THE TASK: For every line in the records that has the word "Advanced", make a copy.

GIVEN ENTRIES:
----

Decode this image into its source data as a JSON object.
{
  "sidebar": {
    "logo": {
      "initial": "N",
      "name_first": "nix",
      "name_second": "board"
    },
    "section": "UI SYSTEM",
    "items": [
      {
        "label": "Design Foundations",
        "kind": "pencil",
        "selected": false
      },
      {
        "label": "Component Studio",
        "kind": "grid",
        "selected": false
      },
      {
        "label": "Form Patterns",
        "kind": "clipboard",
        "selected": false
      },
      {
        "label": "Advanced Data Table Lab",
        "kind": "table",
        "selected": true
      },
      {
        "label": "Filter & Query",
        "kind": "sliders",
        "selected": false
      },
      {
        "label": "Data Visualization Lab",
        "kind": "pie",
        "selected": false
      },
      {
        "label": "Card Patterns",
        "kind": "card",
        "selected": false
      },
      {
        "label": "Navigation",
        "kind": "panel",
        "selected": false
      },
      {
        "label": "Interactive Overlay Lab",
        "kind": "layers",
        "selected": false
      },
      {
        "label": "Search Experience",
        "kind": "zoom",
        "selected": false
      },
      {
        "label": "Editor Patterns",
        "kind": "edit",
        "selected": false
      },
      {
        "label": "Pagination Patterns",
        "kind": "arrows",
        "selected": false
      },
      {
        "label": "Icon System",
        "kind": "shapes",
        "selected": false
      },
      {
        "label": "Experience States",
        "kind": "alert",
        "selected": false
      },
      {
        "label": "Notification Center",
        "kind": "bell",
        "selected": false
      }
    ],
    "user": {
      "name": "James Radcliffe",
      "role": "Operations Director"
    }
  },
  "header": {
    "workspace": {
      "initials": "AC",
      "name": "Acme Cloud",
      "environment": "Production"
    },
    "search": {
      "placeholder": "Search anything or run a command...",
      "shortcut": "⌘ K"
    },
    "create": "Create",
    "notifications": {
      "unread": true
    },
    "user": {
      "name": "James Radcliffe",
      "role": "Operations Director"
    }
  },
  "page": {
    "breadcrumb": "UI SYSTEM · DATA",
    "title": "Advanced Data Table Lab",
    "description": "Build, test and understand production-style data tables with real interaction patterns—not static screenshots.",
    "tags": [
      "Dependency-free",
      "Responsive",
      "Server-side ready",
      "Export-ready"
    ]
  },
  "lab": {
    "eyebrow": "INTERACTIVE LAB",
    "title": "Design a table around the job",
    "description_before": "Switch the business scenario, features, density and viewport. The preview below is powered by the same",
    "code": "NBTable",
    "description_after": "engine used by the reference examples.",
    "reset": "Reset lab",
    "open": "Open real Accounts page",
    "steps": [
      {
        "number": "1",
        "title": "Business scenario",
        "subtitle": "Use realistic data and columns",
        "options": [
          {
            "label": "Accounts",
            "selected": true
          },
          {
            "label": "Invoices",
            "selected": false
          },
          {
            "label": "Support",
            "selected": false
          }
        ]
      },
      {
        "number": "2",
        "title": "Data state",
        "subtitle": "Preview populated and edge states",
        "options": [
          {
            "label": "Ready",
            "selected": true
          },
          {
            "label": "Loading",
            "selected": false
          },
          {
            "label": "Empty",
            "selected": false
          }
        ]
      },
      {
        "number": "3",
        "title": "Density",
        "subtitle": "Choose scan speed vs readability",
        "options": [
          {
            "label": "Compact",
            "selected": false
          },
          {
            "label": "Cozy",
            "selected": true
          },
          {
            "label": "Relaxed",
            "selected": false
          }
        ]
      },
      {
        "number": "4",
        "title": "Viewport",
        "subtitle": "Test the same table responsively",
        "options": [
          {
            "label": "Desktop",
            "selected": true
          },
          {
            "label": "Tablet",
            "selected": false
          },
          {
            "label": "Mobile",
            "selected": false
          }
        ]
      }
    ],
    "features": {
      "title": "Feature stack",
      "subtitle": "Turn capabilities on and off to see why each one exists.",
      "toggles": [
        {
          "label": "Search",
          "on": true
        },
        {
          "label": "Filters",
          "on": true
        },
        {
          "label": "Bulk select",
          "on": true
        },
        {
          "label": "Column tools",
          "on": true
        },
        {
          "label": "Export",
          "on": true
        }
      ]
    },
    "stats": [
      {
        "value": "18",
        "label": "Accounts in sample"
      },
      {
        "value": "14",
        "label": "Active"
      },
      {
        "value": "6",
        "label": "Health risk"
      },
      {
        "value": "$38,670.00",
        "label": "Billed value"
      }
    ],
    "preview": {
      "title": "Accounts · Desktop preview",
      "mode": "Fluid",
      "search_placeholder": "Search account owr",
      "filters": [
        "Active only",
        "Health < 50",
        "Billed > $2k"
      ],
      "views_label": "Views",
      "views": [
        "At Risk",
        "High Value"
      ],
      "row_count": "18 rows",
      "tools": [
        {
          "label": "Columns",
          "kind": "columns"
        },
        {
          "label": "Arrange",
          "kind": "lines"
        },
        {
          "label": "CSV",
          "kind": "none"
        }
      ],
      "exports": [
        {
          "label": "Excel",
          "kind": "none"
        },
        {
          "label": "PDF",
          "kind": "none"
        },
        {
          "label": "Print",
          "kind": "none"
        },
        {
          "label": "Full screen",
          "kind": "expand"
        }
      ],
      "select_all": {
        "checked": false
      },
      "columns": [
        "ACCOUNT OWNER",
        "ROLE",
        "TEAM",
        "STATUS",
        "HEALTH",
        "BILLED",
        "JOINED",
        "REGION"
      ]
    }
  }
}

----

SOLUTION TO THIS PROBLEM:
        "label": "Advanced Data Table Lab",
    "title": "Advanced Data Table Lab",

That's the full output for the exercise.